MATERIALS PROVIDED |

________

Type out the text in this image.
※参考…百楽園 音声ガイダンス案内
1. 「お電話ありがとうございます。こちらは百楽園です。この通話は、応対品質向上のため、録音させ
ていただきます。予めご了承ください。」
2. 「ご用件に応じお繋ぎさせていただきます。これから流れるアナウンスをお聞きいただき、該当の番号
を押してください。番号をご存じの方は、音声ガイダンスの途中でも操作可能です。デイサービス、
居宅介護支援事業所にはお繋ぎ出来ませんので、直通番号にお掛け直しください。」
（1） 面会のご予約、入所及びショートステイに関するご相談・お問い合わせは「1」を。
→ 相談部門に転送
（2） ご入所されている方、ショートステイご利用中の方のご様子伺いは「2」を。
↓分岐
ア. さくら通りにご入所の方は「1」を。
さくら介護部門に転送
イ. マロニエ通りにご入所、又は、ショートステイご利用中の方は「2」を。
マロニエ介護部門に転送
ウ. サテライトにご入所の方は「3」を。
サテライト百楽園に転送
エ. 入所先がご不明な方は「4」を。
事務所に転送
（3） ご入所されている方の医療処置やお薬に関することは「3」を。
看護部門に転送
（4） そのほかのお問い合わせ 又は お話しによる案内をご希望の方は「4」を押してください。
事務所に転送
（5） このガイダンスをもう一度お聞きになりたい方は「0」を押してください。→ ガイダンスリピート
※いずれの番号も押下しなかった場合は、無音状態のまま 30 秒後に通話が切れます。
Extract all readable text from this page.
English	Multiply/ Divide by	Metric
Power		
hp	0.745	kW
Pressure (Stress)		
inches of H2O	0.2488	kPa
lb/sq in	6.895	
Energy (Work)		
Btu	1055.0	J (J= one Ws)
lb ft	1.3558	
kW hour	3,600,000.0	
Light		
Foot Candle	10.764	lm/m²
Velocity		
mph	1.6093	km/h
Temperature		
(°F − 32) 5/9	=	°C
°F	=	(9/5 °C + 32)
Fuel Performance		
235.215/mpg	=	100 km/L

________

GIVEN TASK | List every line from the entries above in which "text" appears.

THE OUTPUT |
Type out the text in this image.
Extract all readable text from this page.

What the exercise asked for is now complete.